• Instruction
Return only the number of lines in the entries below that hold the word "JSON".

━━━ Data

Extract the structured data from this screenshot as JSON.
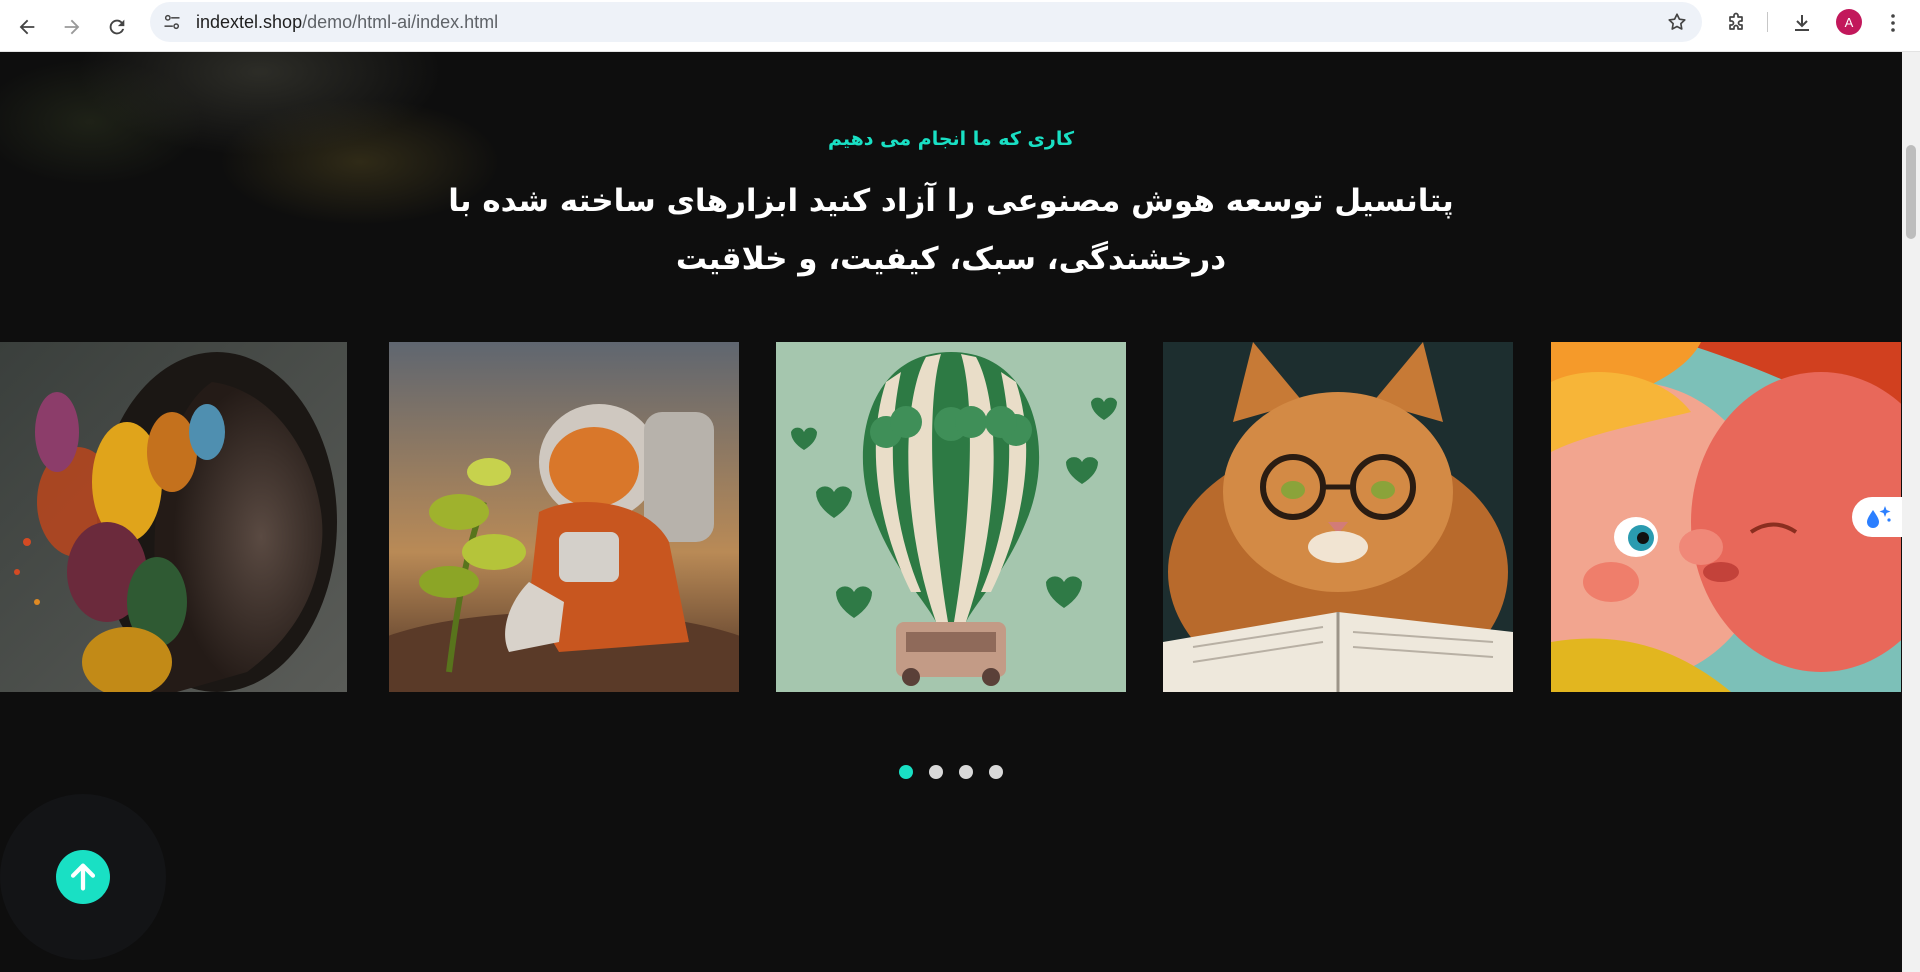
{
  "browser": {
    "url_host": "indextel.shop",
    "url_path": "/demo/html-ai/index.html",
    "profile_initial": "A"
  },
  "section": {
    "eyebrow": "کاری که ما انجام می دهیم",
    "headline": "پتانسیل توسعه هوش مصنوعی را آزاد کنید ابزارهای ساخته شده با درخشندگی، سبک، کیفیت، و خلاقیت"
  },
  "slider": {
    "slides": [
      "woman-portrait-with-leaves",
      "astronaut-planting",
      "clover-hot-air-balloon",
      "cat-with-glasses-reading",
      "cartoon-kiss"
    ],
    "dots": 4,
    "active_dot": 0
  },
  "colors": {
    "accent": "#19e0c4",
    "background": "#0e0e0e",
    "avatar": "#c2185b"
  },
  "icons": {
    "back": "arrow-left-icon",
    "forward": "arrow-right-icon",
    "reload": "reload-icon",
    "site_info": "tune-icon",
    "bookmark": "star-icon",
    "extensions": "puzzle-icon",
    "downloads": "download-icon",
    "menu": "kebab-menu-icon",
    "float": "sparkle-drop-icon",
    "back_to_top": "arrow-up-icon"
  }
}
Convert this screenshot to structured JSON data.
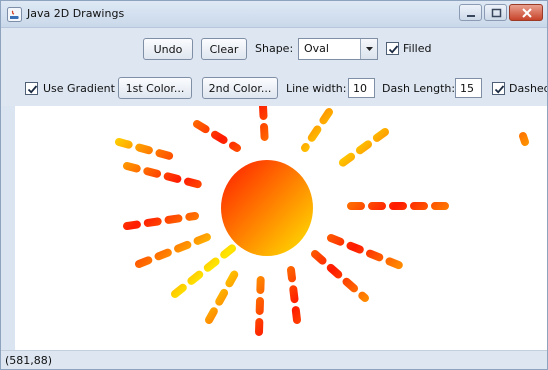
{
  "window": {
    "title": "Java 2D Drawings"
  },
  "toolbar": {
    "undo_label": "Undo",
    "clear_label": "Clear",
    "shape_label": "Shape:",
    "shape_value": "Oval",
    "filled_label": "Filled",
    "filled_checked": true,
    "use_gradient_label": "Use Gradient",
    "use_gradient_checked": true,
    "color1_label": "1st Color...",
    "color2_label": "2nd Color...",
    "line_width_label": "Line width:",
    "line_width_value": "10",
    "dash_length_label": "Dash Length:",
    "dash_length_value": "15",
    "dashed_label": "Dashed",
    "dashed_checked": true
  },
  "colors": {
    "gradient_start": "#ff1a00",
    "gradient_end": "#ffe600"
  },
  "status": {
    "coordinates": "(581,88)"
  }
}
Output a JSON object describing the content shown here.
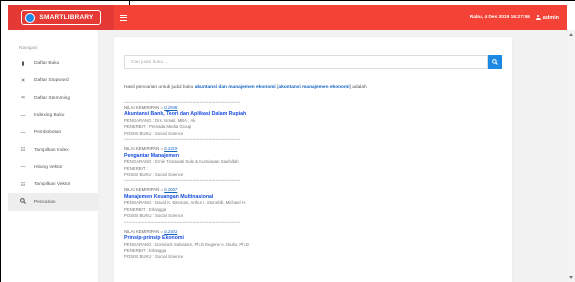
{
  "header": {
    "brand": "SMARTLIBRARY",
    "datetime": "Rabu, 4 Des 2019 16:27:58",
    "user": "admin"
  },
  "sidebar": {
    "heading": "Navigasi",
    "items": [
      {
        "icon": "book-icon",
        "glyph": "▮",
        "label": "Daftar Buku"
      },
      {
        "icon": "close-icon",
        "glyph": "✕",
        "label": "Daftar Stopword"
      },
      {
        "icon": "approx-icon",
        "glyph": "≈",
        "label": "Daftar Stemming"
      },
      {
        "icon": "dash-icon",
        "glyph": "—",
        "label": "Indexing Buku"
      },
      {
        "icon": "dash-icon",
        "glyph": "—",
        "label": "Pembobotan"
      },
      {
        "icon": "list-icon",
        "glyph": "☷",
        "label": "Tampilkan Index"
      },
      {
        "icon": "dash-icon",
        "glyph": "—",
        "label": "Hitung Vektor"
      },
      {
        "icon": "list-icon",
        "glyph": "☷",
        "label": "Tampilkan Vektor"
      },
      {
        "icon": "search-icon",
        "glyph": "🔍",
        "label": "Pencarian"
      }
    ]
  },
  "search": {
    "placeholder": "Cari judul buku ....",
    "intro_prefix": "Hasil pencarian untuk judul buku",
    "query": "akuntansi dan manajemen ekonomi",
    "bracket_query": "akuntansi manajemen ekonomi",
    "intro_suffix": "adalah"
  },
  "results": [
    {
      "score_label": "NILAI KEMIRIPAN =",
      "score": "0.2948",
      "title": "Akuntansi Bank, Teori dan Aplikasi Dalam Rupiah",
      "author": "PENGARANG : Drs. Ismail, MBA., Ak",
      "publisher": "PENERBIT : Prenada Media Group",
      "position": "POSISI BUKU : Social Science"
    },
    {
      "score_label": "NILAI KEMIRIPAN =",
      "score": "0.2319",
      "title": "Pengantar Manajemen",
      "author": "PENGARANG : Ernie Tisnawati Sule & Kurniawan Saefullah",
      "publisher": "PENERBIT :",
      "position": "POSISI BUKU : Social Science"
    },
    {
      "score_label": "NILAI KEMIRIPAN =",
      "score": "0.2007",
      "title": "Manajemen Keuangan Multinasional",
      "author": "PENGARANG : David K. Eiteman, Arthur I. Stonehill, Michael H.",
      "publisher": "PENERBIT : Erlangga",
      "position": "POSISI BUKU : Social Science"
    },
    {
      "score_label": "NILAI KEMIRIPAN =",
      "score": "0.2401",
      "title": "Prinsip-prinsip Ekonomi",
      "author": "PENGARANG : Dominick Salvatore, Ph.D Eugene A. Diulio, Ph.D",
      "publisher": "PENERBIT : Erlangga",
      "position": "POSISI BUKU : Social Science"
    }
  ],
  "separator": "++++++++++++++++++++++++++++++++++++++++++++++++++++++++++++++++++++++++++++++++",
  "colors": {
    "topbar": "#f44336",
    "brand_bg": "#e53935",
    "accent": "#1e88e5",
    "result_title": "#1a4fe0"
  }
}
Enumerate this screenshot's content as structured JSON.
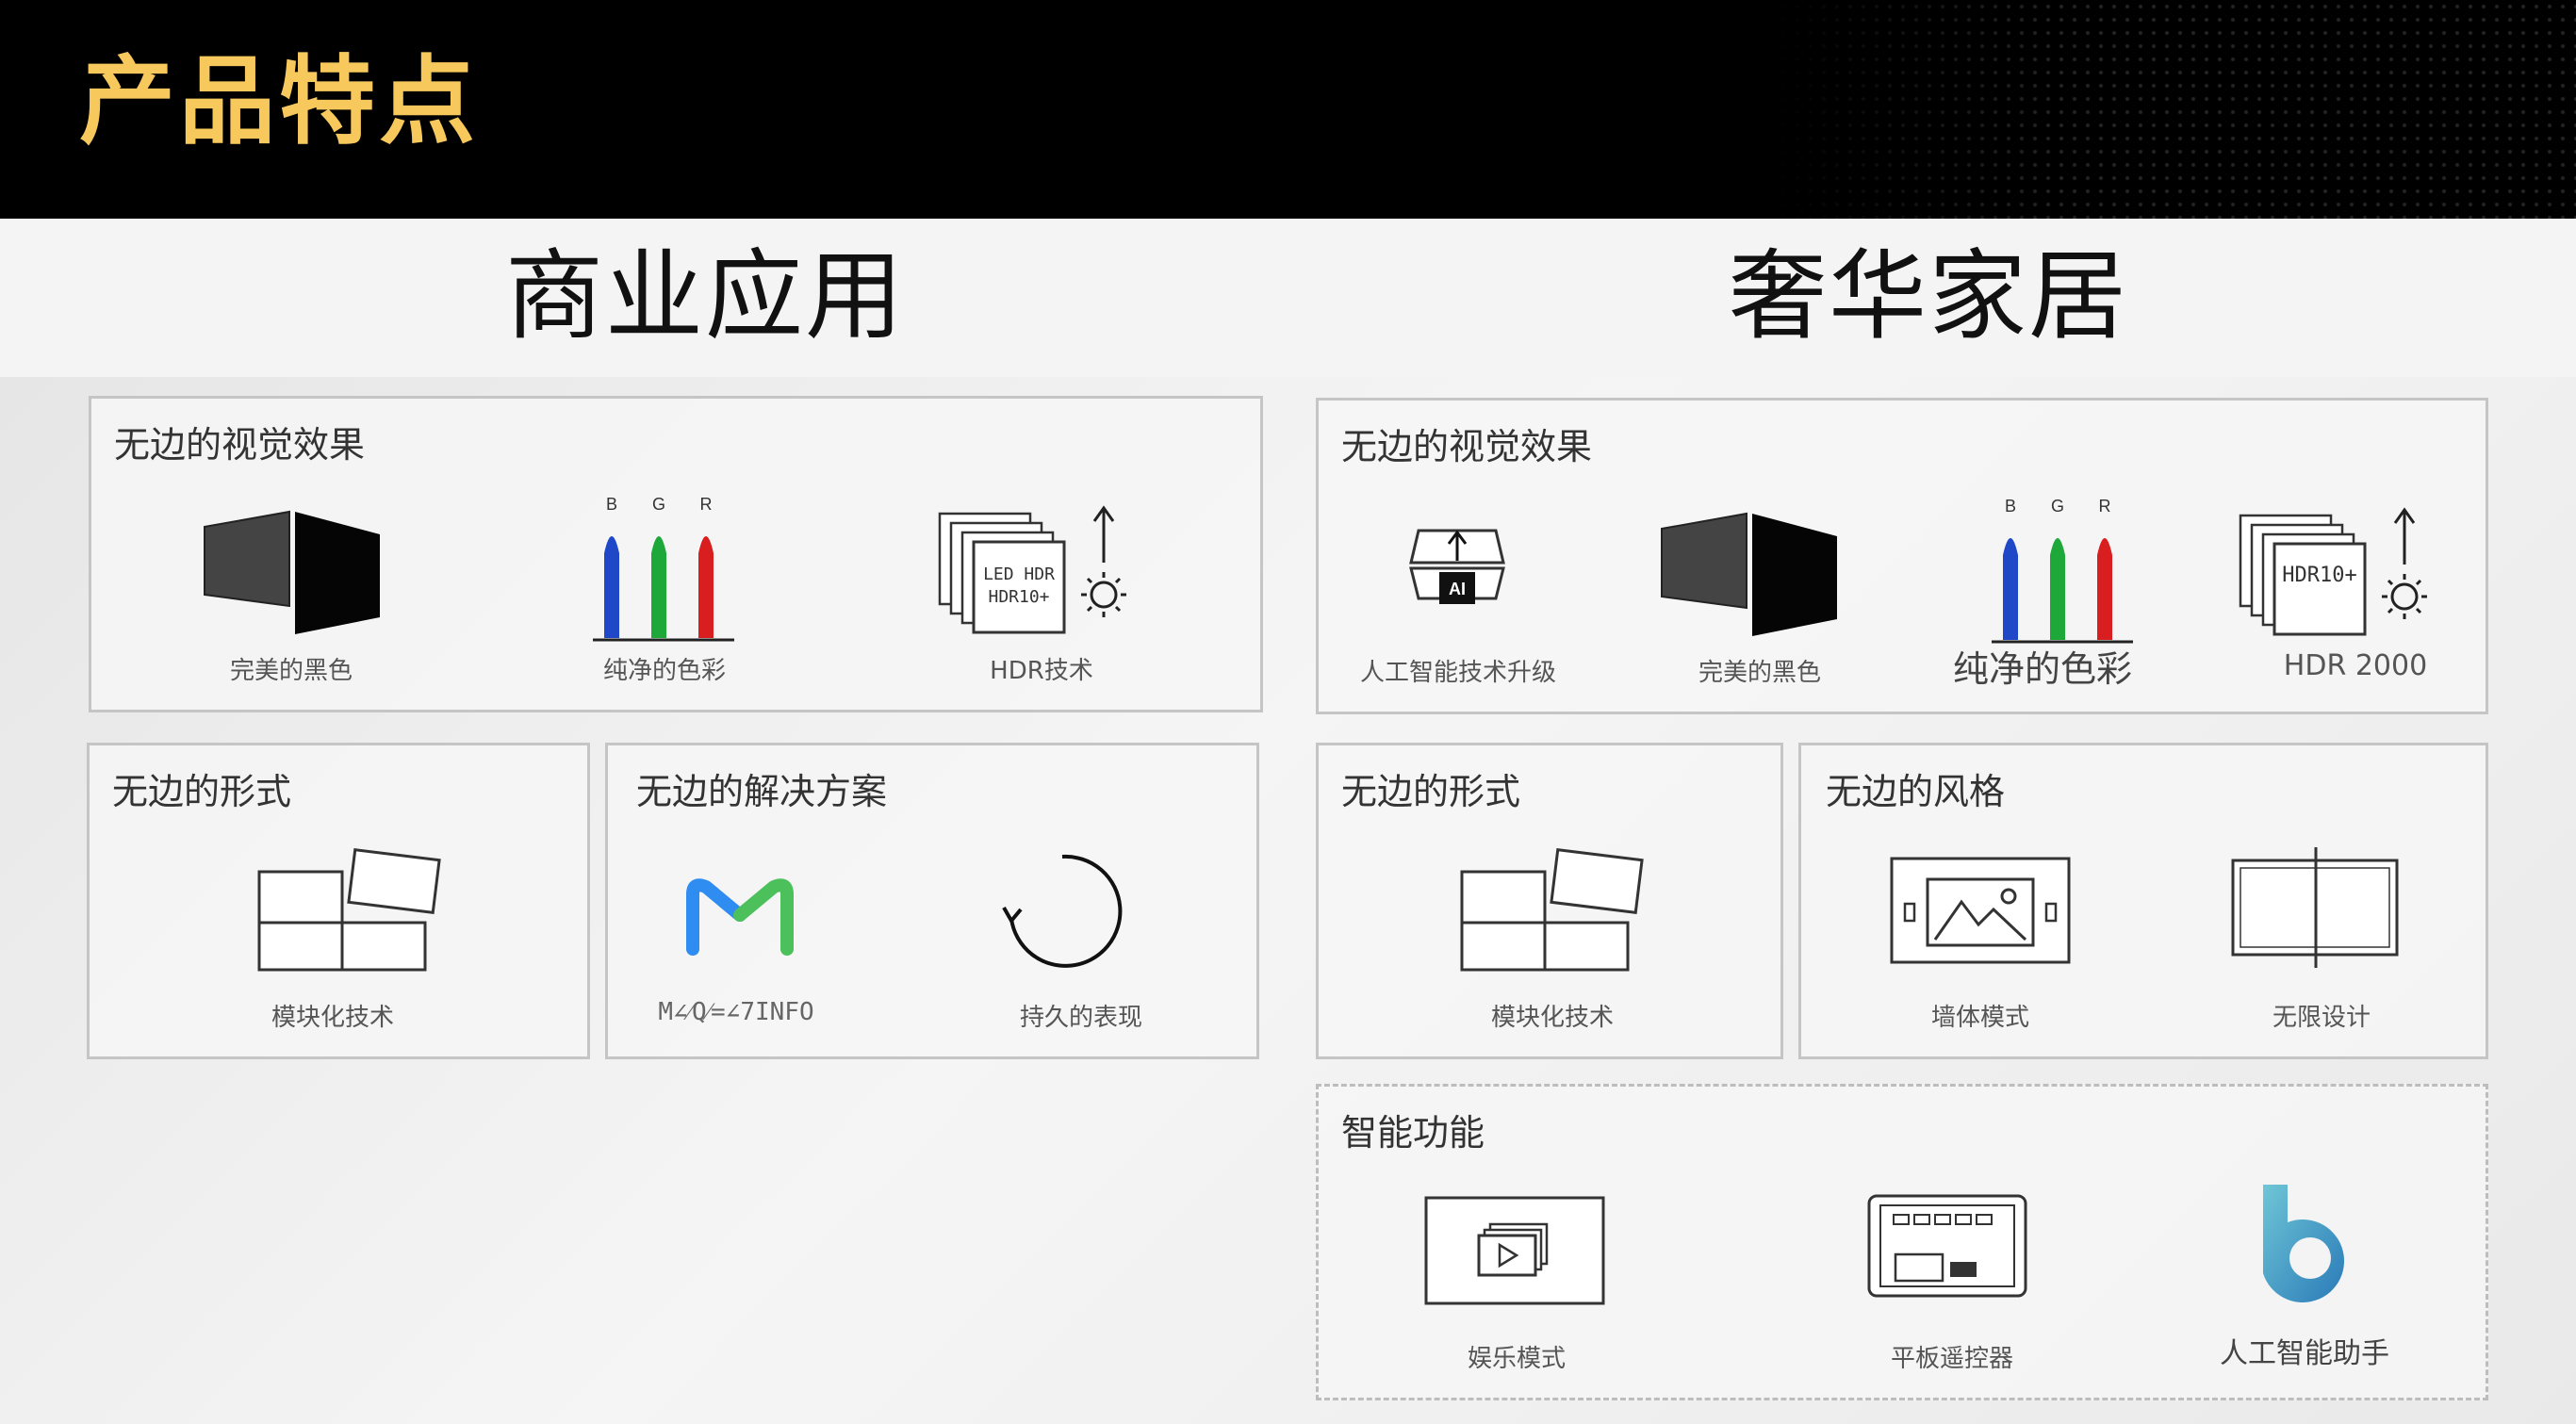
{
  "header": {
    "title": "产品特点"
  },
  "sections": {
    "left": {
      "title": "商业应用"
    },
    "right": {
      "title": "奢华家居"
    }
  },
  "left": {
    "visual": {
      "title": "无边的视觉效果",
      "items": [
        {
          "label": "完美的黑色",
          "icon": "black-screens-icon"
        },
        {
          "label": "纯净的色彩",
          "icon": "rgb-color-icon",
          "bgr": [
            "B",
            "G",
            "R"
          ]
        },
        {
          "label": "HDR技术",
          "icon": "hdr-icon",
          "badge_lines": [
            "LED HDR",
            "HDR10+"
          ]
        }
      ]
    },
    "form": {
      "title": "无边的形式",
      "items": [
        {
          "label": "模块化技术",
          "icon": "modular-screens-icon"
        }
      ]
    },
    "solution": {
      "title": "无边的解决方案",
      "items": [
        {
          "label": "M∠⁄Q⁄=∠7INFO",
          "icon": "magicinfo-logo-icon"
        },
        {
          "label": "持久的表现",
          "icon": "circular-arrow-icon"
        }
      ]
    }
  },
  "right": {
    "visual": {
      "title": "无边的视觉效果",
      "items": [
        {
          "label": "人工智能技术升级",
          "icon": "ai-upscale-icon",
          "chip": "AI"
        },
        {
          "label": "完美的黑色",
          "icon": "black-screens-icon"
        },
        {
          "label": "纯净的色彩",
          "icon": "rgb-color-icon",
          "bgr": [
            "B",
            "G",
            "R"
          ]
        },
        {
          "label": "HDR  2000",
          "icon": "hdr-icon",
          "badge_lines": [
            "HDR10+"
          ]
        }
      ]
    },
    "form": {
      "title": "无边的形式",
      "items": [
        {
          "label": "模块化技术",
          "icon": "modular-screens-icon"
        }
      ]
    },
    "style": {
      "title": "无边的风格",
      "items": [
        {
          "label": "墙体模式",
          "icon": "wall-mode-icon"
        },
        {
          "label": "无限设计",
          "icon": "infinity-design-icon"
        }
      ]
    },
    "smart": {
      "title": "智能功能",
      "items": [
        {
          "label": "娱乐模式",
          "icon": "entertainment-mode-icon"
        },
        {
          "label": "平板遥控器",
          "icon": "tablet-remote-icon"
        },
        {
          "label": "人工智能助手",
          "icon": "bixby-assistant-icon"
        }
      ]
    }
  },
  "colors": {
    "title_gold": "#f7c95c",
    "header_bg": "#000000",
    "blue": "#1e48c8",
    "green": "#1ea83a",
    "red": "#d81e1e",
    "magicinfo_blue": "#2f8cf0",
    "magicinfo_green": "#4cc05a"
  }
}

━━━━━━

• Completed exercise
4